Work to complete
In the rows from the start through the line containing "class-attribute: + files: [348, 94, 383, 110]", swap every "class-method" for "method-entry" and give those rows again with nothing else changed.

Layout element annotations:
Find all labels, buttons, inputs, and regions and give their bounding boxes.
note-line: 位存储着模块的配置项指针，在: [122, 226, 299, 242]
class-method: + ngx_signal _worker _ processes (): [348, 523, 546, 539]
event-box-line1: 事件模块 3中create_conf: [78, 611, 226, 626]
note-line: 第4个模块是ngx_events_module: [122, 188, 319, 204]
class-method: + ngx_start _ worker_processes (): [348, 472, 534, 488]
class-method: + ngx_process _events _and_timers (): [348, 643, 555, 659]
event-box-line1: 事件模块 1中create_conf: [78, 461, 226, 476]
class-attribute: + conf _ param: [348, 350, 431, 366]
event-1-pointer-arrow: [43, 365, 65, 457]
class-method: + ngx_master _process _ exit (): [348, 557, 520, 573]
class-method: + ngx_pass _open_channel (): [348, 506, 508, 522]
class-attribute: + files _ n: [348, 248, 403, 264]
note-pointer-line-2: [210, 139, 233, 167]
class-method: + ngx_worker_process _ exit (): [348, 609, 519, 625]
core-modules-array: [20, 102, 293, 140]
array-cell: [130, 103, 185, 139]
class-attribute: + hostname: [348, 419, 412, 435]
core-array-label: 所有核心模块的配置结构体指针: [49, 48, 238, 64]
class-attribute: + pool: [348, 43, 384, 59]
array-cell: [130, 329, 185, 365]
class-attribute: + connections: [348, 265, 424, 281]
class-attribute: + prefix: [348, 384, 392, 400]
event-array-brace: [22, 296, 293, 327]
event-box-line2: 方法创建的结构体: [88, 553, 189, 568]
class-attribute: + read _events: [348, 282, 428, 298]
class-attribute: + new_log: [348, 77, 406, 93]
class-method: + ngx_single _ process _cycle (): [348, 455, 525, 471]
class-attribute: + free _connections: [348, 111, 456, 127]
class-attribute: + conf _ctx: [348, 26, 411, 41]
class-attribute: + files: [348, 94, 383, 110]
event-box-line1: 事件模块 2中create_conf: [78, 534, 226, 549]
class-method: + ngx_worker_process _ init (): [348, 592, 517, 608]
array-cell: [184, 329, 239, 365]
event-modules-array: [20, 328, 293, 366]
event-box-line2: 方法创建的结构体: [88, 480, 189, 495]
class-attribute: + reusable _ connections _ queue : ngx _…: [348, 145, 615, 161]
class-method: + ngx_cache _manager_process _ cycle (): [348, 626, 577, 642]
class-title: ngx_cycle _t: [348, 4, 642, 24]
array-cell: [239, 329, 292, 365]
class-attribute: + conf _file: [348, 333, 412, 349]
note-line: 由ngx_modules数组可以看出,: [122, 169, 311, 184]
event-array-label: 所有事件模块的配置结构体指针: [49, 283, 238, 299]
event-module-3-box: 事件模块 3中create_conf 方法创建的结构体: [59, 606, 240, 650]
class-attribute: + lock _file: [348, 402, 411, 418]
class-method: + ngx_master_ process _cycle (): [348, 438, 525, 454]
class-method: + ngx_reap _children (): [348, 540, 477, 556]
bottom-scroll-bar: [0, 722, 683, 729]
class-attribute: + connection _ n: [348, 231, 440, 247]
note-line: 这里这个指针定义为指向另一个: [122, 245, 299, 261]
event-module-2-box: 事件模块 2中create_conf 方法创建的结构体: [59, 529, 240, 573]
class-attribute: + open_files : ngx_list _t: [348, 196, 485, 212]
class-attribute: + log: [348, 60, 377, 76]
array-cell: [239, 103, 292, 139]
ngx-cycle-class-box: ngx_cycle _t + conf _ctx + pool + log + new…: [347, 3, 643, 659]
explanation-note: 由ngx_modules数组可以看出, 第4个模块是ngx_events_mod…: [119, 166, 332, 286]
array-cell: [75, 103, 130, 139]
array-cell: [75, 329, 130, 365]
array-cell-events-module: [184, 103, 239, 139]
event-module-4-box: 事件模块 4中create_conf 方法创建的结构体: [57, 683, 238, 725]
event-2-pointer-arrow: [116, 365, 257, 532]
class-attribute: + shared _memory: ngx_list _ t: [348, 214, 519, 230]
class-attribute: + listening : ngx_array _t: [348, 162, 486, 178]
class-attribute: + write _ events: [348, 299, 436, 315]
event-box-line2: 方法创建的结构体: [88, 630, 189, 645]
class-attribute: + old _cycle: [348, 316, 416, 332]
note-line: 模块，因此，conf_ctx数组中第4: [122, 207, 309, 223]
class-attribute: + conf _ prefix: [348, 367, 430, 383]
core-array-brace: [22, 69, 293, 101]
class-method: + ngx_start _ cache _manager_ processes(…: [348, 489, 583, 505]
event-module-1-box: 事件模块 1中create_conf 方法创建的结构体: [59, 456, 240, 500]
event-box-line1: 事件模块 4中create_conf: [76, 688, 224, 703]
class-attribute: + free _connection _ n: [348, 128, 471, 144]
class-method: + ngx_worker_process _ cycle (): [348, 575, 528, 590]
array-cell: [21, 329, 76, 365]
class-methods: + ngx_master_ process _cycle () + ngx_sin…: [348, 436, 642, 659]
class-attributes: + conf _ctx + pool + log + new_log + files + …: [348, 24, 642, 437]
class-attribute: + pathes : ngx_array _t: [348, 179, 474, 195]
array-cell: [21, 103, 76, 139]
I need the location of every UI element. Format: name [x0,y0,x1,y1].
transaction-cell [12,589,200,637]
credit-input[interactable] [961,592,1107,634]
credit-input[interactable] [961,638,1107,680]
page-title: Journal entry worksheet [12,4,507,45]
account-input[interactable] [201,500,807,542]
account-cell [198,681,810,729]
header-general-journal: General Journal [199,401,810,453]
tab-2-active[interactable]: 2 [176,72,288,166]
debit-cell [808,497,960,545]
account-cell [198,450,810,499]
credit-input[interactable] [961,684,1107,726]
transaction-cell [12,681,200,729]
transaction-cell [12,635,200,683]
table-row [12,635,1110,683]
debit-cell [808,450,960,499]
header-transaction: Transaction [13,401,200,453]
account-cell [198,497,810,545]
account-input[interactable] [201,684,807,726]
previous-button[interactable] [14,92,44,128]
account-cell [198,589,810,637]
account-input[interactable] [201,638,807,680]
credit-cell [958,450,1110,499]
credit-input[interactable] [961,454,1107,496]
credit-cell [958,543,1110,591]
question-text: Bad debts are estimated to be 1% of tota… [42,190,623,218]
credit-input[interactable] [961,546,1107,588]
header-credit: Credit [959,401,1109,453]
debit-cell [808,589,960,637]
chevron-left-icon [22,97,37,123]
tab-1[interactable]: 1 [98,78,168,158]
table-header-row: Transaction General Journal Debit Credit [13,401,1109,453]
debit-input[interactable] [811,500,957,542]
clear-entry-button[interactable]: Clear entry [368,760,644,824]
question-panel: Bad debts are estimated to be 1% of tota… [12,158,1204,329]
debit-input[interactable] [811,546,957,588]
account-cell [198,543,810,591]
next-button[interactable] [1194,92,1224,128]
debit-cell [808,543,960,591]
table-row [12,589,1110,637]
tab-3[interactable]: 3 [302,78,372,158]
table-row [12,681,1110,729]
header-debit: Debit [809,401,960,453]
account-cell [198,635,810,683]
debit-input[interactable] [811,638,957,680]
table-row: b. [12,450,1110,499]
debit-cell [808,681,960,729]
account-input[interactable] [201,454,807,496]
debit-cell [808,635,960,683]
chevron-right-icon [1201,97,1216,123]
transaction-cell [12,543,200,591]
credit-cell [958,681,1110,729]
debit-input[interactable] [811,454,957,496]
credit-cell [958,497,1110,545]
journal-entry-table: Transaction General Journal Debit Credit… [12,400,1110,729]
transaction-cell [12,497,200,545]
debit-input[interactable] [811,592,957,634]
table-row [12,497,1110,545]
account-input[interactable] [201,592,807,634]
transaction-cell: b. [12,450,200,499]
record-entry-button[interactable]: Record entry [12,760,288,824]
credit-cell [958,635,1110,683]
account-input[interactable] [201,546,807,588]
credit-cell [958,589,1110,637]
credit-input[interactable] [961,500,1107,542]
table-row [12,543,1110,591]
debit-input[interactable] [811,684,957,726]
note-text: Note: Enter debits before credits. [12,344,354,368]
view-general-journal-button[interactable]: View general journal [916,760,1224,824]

Finished answer
Find all labels, buttons, inputs, and regions and give their bounding boxes.
note-line: 位存储着模块的配置项指针，在: [122, 226, 299, 242]
method-entry: + ngx_signal _worker _ processes (): [348, 523, 546, 539]
event-box-line1: 事件模块 3中create_conf: [78, 611, 226, 626]
note-line: 第4个模块是ngx_events_module: [122, 188, 319, 204]
method-entry: + ngx_start _ worker_processes (): [348, 472, 534, 488]
method-entry: + ngx_process _events _and_timers (): [348, 643, 555, 659]
event-box-line1: 事件模块 1中create_conf: [78, 461, 226, 476]
class-attribute: + conf _ param: [348, 350, 431, 366]
event-1-pointer-arrow: [43, 365, 65, 457]
method-entry: + ngx_master _process _ exit (): [348, 557, 520, 573]
method-entry: + ngx_pass _open_channel (): [348, 506, 508, 522]
class-attribute: + files _ n: [348, 248, 403, 264]
note-pointer-line-2: [210, 139, 233, 167]
method-entry: + ngx_worker_process _ exit (): [348, 609, 519, 625]
core-modules-array: [20, 102, 293, 140]
array-cell: [130, 103, 185, 139]
class-attribute: + hostname: [348, 419, 412, 435]
core-array-label: 所有核心模块的配置结构体指针: [49, 48, 238, 64]
class-attribute: + pool: [348, 43, 384, 59]
array-cell: [130, 329, 185, 365]
class-attribute: + connections: [348, 265, 424, 281]
class-attribute: + prefix: [348, 384, 392, 400]
event-array-brace: [22, 296, 293, 327]
event-box-line2: 方法创建的结构体: [88, 553, 189, 568]
class-attribute: + read _events: [348, 282, 428, 298]
class-attribute: + new_log: [348, 77, 406, 93]
method-entry: + ngx_single _ process _cycle (): [348, 455, 525, 471]
class-attribute: + free _connections: [348, 111, 456, 127]
class-attribute: + conf _ctx: [348, 26, 411, 41]
class-attribute: + files: [348, 94, 383, 110]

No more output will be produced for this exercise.